┌─ Extracted material
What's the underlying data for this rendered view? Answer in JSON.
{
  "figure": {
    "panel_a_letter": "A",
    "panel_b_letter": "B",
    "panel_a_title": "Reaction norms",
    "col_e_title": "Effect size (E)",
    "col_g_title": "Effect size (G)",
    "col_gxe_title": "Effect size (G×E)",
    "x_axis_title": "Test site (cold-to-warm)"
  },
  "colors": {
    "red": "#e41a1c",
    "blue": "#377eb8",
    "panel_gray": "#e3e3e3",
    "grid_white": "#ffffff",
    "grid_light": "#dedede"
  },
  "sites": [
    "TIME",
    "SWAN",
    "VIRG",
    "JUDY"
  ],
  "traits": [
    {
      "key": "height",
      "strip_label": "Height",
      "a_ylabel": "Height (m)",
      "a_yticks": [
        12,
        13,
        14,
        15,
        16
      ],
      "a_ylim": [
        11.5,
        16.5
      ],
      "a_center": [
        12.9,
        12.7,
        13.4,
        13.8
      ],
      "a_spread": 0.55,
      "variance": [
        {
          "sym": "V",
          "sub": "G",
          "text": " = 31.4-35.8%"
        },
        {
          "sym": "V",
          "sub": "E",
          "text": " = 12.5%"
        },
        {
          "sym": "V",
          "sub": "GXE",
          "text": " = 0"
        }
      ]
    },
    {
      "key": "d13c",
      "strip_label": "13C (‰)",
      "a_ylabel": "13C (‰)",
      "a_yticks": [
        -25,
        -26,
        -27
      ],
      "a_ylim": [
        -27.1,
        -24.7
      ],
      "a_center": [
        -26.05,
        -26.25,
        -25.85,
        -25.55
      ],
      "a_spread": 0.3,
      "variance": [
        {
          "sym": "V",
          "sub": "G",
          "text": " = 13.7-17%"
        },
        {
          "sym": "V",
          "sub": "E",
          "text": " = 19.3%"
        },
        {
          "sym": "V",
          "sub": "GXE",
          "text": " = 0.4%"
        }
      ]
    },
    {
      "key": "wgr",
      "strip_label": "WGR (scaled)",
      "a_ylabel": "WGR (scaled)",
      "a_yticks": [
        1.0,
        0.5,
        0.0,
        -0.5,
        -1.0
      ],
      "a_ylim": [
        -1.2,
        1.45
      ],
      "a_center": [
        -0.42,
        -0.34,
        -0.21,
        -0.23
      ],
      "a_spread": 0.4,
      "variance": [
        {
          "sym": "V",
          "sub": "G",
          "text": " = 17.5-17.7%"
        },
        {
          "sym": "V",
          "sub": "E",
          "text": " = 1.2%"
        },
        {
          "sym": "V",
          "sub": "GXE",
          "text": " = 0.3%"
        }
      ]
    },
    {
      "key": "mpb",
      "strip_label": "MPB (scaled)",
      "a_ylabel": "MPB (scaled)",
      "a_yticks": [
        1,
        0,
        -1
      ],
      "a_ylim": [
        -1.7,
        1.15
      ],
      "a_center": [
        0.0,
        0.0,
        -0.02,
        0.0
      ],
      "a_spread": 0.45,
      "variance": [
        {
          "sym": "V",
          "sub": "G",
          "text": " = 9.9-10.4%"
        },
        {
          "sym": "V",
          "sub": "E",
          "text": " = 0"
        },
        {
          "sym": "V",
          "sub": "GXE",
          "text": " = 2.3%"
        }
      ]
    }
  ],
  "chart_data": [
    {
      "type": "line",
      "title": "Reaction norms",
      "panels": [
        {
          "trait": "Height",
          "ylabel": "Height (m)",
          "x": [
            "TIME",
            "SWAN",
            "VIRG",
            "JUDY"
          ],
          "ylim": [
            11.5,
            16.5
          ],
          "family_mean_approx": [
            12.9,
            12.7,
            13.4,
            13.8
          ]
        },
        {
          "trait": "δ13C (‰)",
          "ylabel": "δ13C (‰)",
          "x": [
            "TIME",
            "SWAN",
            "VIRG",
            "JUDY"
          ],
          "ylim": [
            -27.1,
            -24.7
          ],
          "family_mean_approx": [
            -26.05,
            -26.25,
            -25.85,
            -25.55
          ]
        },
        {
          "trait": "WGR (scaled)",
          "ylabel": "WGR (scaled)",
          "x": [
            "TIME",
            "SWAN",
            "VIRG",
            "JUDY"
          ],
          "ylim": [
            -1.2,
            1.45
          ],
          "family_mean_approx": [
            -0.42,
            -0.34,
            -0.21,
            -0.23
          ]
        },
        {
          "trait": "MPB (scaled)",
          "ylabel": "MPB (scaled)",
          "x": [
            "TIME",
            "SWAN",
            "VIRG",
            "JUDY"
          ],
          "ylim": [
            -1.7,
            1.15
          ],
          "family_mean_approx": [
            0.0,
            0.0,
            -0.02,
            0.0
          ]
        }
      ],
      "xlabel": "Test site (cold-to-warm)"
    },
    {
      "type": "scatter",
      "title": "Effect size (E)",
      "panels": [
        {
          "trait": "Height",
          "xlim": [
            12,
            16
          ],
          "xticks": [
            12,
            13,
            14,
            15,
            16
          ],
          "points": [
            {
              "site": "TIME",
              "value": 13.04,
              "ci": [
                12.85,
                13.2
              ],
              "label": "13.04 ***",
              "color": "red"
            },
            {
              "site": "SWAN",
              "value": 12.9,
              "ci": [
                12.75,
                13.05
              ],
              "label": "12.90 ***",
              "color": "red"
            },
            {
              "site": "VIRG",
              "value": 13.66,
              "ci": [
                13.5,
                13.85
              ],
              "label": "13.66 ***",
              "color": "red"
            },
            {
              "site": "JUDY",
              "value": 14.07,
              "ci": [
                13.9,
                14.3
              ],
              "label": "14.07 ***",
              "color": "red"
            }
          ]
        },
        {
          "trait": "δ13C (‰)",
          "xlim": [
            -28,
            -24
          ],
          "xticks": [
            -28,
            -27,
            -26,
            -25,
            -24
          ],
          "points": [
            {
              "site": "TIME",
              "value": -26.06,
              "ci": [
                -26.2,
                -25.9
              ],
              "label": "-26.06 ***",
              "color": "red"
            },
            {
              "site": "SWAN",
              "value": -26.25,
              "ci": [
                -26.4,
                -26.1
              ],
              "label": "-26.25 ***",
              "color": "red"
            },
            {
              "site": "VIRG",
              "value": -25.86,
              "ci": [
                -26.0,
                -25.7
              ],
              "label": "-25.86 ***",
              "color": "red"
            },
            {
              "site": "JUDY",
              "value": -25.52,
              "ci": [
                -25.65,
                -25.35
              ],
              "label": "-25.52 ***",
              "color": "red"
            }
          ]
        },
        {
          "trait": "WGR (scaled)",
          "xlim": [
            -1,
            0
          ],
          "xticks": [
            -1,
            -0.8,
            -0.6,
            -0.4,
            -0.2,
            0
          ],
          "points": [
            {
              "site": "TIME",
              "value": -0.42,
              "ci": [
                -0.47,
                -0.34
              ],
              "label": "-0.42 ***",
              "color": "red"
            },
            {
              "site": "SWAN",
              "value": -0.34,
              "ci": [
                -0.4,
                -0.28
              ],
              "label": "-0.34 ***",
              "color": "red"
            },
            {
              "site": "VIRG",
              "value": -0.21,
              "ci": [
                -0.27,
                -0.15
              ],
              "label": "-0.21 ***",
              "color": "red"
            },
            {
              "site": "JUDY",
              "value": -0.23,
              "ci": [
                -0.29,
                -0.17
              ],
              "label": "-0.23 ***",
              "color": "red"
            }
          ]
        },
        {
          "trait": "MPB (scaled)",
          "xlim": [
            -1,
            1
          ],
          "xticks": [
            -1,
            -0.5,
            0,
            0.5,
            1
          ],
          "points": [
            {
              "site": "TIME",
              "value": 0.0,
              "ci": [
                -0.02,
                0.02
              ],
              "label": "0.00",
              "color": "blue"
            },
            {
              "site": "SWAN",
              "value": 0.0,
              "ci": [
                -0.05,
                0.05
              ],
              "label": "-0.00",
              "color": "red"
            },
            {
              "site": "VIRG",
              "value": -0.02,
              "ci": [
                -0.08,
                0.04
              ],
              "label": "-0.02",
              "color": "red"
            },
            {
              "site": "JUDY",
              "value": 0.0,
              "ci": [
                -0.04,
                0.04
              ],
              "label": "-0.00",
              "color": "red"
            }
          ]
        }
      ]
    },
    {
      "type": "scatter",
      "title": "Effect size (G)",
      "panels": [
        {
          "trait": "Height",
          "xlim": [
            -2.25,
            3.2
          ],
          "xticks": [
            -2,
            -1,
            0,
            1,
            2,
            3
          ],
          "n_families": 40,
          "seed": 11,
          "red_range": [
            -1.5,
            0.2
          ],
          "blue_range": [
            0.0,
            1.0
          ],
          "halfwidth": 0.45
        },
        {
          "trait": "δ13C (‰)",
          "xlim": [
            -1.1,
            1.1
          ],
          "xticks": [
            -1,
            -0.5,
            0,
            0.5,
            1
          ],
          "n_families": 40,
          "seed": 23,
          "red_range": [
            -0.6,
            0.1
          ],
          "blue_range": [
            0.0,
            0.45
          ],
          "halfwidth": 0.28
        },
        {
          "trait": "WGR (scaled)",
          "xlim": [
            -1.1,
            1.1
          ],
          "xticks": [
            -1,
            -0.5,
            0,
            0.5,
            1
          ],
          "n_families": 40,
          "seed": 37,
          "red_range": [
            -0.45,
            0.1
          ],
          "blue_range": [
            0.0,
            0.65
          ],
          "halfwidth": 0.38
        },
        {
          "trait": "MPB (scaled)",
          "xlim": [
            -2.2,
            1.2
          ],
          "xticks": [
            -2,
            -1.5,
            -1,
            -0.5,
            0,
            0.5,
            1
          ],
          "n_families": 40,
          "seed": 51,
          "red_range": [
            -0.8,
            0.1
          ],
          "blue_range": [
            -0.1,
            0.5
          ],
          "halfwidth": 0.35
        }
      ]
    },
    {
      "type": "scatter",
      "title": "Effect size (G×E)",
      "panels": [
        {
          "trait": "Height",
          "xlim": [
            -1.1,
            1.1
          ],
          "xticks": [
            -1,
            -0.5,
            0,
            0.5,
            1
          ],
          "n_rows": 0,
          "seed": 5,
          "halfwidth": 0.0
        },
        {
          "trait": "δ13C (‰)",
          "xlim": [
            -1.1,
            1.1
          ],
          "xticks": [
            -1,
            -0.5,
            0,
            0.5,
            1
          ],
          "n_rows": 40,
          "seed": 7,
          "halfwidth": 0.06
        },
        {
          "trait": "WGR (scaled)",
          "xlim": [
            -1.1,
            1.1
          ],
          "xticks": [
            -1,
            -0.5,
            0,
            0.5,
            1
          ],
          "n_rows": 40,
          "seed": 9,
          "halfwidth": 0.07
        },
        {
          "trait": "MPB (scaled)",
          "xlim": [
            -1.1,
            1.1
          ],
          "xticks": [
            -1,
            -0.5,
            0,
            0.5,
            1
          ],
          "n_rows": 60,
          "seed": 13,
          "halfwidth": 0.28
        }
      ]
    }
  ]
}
└─
▶ What needs to be done: Wherever the string "text" appears in the entries above, list that line.

▶ Written reply:
          "text": " = 31.4-35.8%"
          "text": " = 12.5%"
          "text": " = 0"
          "text": " = 13.7-17%"
          "text": " = 19.3%"
          "text": " = 0.4%"
          "text": " = 17.5-17.7%"
          "text": " = 1.2%"
          "text": " = 0.3%"
          "text": " = 9.9-10.4%"
          "text": " = 0"
          "text": " = 2.3%"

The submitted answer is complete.